• **Set problem**
Could you copy every line from the material below in which "cases" appears?
▬▬▬▬▬▬
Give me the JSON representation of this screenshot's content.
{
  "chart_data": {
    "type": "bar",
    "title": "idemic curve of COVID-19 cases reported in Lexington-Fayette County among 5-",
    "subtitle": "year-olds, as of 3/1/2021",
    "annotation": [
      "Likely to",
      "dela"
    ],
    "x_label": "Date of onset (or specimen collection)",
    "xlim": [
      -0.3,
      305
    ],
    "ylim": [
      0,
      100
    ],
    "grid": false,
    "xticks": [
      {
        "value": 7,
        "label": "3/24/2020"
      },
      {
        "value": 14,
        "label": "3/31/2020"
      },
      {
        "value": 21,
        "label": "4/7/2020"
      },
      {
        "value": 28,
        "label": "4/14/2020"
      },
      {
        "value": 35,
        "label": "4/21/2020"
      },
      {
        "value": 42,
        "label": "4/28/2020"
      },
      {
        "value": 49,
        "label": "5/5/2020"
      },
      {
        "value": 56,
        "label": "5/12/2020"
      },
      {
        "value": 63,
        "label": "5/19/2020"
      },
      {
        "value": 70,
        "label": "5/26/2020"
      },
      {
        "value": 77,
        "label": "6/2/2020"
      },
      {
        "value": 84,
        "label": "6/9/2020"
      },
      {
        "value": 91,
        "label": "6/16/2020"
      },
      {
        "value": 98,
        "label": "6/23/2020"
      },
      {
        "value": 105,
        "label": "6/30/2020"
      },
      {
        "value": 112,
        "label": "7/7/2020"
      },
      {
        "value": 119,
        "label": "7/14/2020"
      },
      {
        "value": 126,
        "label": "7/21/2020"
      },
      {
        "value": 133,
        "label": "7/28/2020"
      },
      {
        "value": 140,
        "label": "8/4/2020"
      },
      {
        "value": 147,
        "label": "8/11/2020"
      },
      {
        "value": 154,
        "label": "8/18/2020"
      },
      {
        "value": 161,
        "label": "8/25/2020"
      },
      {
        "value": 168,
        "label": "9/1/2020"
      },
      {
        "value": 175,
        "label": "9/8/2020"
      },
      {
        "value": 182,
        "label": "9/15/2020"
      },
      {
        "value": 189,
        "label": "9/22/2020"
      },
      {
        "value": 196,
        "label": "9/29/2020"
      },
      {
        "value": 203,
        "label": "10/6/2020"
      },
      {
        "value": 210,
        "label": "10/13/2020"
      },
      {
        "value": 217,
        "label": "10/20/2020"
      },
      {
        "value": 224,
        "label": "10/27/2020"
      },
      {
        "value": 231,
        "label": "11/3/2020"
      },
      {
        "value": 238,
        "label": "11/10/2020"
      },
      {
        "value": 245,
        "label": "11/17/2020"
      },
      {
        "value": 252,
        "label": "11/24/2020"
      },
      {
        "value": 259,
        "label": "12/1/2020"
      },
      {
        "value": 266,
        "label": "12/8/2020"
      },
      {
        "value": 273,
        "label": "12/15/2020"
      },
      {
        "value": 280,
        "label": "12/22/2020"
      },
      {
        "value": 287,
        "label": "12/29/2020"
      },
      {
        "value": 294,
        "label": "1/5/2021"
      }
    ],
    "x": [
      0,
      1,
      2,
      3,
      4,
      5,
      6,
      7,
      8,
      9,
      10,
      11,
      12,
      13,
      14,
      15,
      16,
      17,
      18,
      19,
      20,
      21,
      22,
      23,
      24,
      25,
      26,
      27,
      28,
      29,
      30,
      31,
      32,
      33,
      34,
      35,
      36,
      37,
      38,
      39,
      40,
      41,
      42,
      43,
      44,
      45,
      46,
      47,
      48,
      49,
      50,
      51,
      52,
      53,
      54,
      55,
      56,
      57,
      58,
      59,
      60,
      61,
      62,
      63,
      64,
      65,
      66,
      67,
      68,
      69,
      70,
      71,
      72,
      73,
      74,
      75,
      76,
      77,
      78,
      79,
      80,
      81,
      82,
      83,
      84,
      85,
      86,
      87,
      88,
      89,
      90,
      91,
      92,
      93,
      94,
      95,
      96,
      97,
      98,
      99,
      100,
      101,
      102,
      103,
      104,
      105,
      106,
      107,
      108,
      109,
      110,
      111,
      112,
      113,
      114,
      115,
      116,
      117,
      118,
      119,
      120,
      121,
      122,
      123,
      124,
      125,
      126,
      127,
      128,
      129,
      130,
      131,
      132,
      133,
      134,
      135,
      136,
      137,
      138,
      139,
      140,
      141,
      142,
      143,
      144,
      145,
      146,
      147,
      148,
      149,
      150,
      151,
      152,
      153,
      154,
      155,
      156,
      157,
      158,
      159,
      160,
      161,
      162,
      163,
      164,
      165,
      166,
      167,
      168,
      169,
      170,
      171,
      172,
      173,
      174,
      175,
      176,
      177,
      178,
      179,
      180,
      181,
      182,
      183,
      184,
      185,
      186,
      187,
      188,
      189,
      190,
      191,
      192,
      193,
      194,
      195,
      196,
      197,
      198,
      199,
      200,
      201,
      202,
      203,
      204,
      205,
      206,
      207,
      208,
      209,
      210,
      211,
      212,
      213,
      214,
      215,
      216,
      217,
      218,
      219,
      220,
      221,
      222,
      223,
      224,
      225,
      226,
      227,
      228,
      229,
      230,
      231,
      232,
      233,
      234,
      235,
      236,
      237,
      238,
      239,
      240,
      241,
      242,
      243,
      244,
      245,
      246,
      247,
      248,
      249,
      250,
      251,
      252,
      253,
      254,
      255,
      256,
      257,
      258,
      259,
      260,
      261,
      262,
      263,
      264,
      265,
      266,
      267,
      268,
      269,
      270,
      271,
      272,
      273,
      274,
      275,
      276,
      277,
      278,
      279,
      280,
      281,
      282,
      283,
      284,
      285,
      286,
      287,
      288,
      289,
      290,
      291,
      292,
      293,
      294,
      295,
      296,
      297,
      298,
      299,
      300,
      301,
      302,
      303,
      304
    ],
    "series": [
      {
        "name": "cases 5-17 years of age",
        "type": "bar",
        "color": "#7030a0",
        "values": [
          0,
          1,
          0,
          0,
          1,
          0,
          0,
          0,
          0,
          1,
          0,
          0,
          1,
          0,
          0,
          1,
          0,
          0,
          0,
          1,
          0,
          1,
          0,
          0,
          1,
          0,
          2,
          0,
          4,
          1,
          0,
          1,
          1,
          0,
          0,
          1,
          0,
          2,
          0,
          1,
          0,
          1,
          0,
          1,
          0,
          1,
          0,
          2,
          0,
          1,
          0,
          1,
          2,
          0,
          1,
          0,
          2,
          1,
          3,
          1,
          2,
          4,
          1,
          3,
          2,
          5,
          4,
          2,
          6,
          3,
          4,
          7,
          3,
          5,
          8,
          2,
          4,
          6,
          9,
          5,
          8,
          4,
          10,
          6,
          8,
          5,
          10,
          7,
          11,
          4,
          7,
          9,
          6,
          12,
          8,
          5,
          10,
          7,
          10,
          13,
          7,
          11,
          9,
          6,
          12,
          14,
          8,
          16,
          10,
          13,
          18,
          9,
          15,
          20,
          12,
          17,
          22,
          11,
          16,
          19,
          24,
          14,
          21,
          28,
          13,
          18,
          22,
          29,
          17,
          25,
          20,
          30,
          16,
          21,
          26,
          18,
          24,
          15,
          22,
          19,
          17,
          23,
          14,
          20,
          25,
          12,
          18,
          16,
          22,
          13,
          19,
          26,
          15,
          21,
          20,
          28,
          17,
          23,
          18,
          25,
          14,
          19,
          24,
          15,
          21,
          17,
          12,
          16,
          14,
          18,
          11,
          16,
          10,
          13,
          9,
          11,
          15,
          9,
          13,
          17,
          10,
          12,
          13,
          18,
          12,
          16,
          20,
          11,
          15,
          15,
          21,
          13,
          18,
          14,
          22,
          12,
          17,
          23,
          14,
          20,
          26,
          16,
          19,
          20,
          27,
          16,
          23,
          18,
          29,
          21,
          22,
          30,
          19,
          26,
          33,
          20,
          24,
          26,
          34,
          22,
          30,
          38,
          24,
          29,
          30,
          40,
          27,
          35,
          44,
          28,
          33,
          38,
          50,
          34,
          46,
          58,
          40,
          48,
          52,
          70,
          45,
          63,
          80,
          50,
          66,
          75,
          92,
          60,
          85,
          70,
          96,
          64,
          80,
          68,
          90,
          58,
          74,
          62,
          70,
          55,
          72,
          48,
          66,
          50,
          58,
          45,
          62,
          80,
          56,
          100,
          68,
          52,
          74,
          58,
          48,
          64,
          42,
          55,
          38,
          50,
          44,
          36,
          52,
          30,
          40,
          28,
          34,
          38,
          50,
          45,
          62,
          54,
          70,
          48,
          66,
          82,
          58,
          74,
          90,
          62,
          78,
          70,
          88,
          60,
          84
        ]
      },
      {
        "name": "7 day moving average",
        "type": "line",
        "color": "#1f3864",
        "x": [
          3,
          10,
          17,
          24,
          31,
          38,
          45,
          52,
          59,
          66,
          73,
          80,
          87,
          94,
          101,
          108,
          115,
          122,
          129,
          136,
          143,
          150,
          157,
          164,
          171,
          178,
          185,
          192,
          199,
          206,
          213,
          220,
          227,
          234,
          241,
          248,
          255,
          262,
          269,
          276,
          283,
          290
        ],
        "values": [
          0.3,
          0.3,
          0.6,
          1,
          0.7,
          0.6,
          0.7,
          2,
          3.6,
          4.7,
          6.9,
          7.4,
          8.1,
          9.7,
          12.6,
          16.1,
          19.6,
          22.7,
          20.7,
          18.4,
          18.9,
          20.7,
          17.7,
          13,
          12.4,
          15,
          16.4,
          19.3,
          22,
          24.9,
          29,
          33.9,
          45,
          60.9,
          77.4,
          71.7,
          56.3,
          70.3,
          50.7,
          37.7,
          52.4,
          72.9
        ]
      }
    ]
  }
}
▬▬▬▬▬▬
• **Correct answer**
    "title": "idemic curve of COVID-19 cases reported in Lexington-Fayette County among 5-",
        "name": "cases 5-17 years of age",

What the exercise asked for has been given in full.